[Start RECORDS SHOWN]

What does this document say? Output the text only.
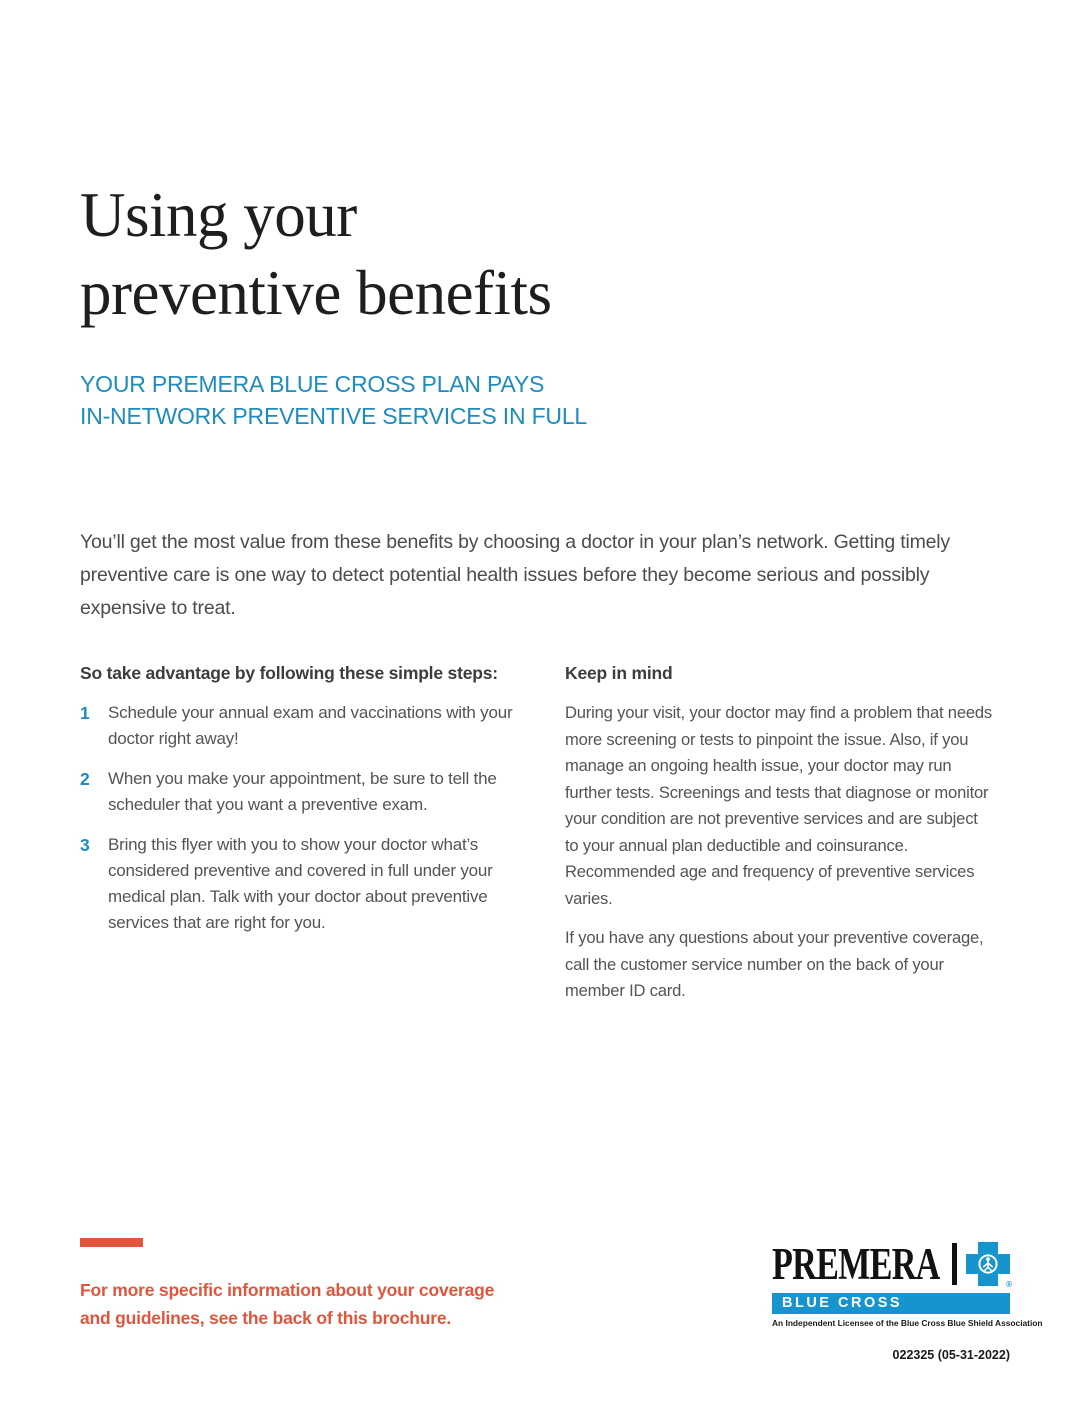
Using your
preventive benefits
YOUR PREMERA BLUE CROSS PLAN PAYS
IN-NETWORK PREVENTIVE SERVICES IN FULL

You’ll get the most value from these benefits by choosing a doctor in your plan’s network. Getting timely preventive care is one way to detect potential health issues before they become serious and possibly expensive to treat.

So take advantage by following these simple steps:
1	Schedule your annual exam and vaccinations with your doctor right away!
2	When you make your appointment, be sure to tell the scheduler that you want a preventive exam.
3	Bring this flyer with you to show your doctor what’s considered preventive and covered in full under your medical plan. Talk with your doctor about preventive services that are right for you.
Keep in mind

During your visit, your doctor may find a problem that needs more screening or tests to pinpoint the issue. Also, if you manage an ongoing health issue, your doctor may run further tests. Screenings and tests that diagnose or monitor your condition are not preventive services and are subject to your annual plan deductible and coinsurance. Recommended age and frequency of preventive services varies.

If you have any questions about your preventive coverage, call the customer service number on the back of your member ID card.

For more specific information about your coverage and guidelines, see the back of this brochure.
PREMERA	®
BLUE CROSS
An Independent Licensee of the Blue Cross Blue Shield Association
022325 (05-31-2022)
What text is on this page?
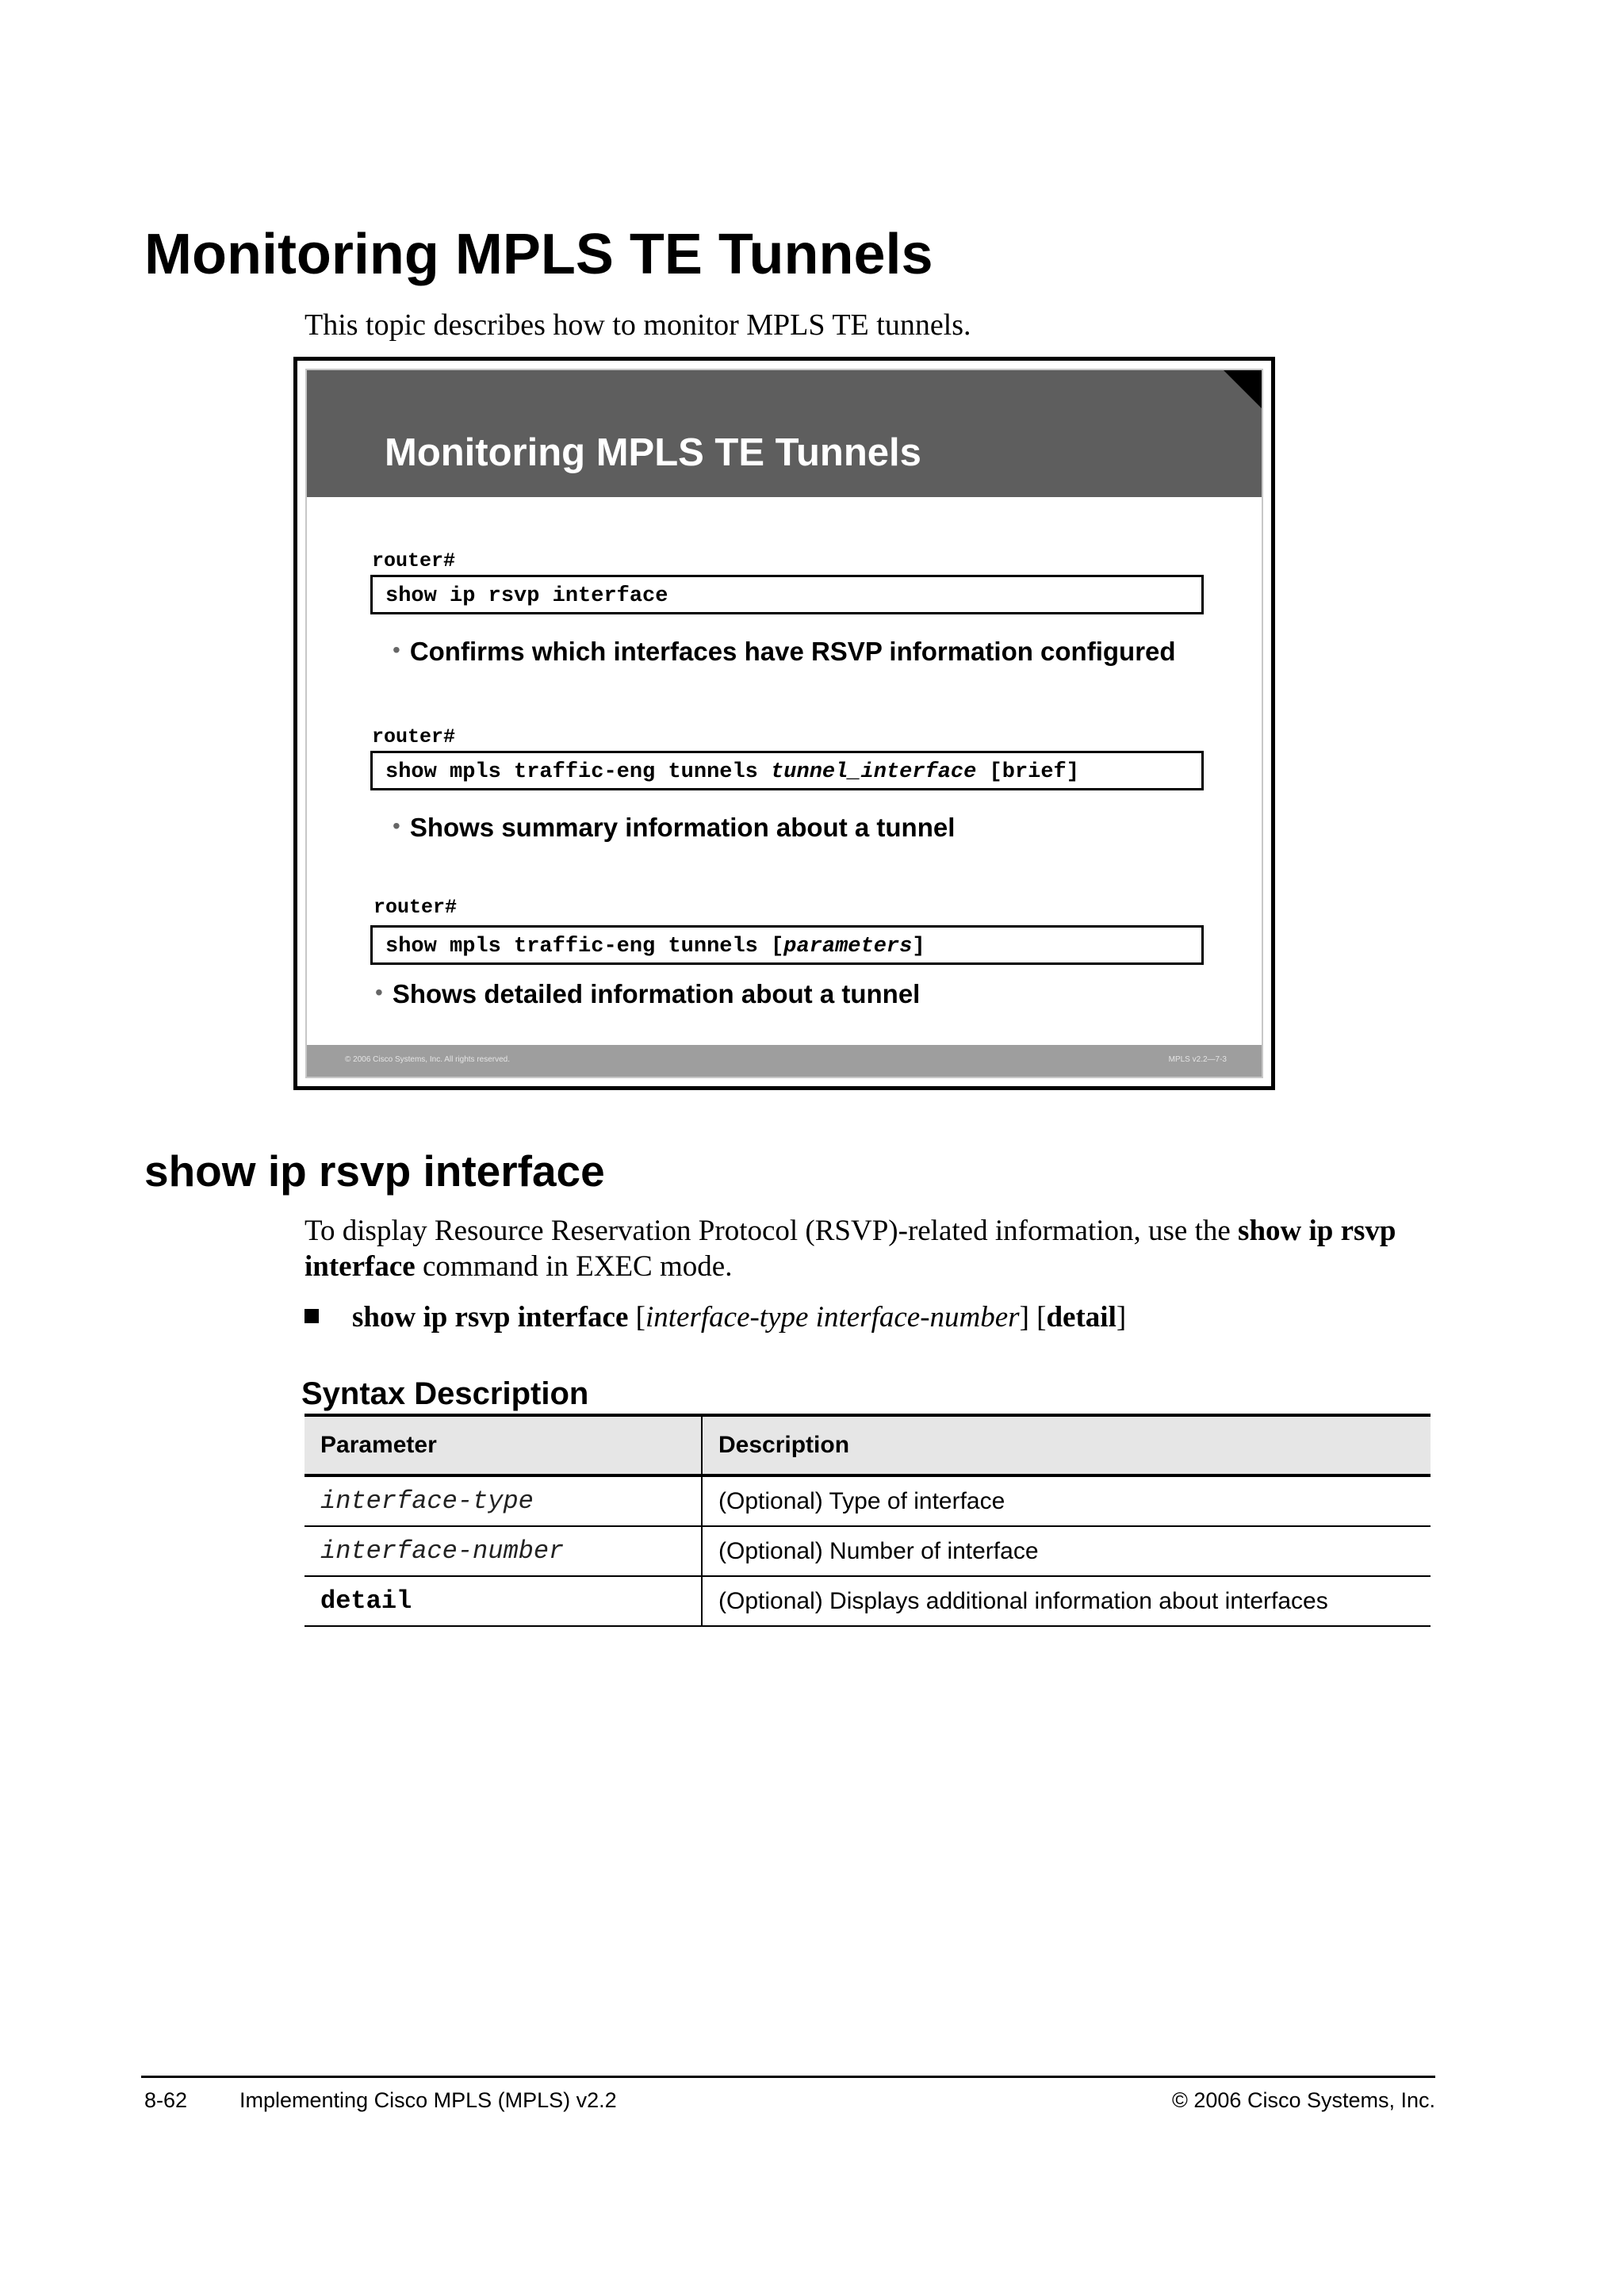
Monitoring MPLS TE Tunnels
This topic describes how to monitor MPLS TE tunnels.
Monitoring MPLS TE Tunnels
router#
show ip rsvp interface
• Confirms which interfaces have RSVP information configured
router#
show mpls traffic-eng tunnels tunnel_interface [brief]
• Shows summary information about a tunnel
router#
show mpls traffic-eng tunnels [parameters]
• Shows detailed information about a tunnel
© 2006 Cisco Systems, Inc. All rights reserved.	MPLS v2.2—7-3
show ip rsvp interface
To display Resource Reservation Protocol (RSVP)-related information, use the show ip rsvp interface command in EXEC mode.
show ip rsvp interface [interface-type interface-number] [detail]
Syntax Description
Parameter	Description
interface-type	(Optional) Type of interface
interface-number	(Optional) Number of interface
detail	(Optional) Displays additional information about interfaces
8-62 Implementing Cisco MPLS (MPLS) v2.2	© 2006 Cisco Systems, Inc.
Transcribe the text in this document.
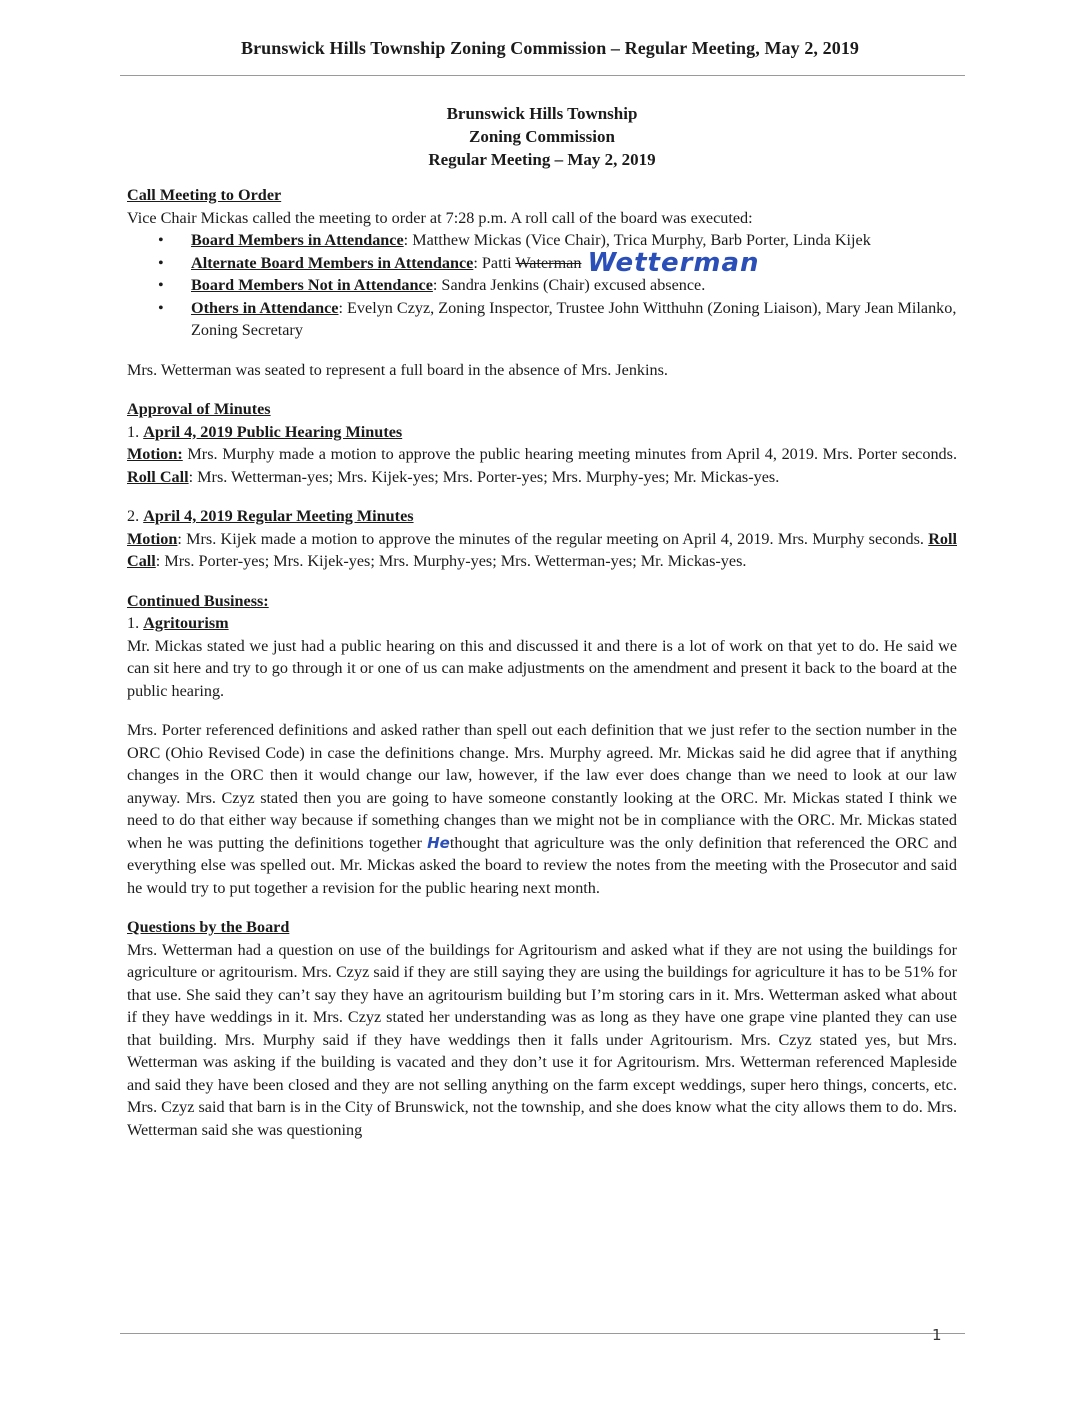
Brunswick Hills Township Zoning Commission – Regular Meeting, May 2, 2019
Brunswick Hills Township
Zoning Commission
Regular Meeting – May 2, 2019
Call Meeting to Order

Vice Chair Mickas called the meeting to order at 7:28 p.m. A roll call of the board was executed:

• Board Members in Attendance: Matthew Mickas (Vice Chair), Trica Murphy, Barb Porter, Linda Kijek
• Alternate Board Members in Attendance: Patti Waterman Wetterman
• Board Members Not in Attendance: Sandra Jenkins (Chair) excused absence.
• Others in Attendance: Evelyn Czyz, Zoning Inspector, Trustee John Witthuhn (Zoning Liaison), Mary Jean Milanko, Zoning Secretary

Mrs. Wetterman was seated to represent a full board in the absence of Mrs. Jenkins.

Approval of Minutes
1. April 4, 2019 Public Hearing Minutes

Motion: Mrs. Murphy made a motion to approve the public hearing meeting minutes from April 4, 2019. Mrs. Porter seconds. Roll Call: Mrs. Wetterman-yes; Mrs. Kijek-yes; Mrs. Porter-yes; Mrs. Murphy-yes; Mr. Mickas-yes.

2. April 4, 2019 Regular Meeting Minutes

Motion: Mrs. Kijek made a motion to approve the minutes of the regular meeting on April 4, 2019. Mrs. Murphy seconds. Roll Call: Mrs. Porter-yes; Mrs. Kijek-yes; Mrs. Murphy-yes; Mrs. Wetterman-yes; Mr. Mickas-yes.

Continued Business:
1. Agritourism

Mr. Mickas stated we just had a public hearing on this and discussed it and there is a lot of work on that yet to do. He said we can sit here and try to go through it or one of us can make adjustments on the amendment and present it back to the board at the public hearing.

Mrs. Porter referenced definitions and asked rather than spell out each definition that we just refer to the section number in the ORC (Ohio Revised Code) in case the definitions change. Mrs. Murphy agreed. Mr. Mickas said he did agree that if anything changes in the ORC then it would change our law, however, if the law ever does change than we need to look at our law anyway. Mrs. Czyz stated then you are going to have someone constantly looking at the ORC. Mr. Mickas stated I think we need to do that either way because if something changes than we might not be in compliance with the ORC. Mr. Mickas stated when he was putting the definitions together Hethought that agriculture was the only definition that referenced the ORC and everything else was spelled out. Mr. Mickas asked the board to review the notes from the meeting with the Prosecutor and said he would try to put together a revision for the public hearing next month.

Questions by the Board

Mrs. Wetterman had a question on use of the buildings for Agritourism and asked what if they are not using the buildings for agriculture or agritourism. Mrs. Czyz said if they are still saying they are using the buildings for agriculture it has to be 51% for that use. She said they can’t say they have an agritourism building but I’m storing cars in it. Mrs. Wetterman asked what about if they have weddings in it. Mrs. Czyz stated her understanding was as long as they have one grape vine planted they can use that building. Mrs. Murphy said if they have weddings then it falls under Agritourism. Mrs. Czyz stated yes, but Mrs. Wetterman was asking if the building is vacated and they don’t use it for Agritourism. Mrs. Wetterman referenced Mapleside and said they have been closed and they are not selling anything on the farm except weddings, super hero things, concerts, etc. Mrs. Czyz said that barn is in the City of Brunswick, not the township, and she does know what the city allows them to do. Mrs. Wetterman said she was questioning

1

[End RECORDS SHOWN]

- _STATED GOAL_
Report each line of the material above where the word "traffic" appears.

- _IN RESPONSE_
show mpls traffic-eng tunnels tunnel_interface [brief]
show mpls traffic-eng tunnels [parameters]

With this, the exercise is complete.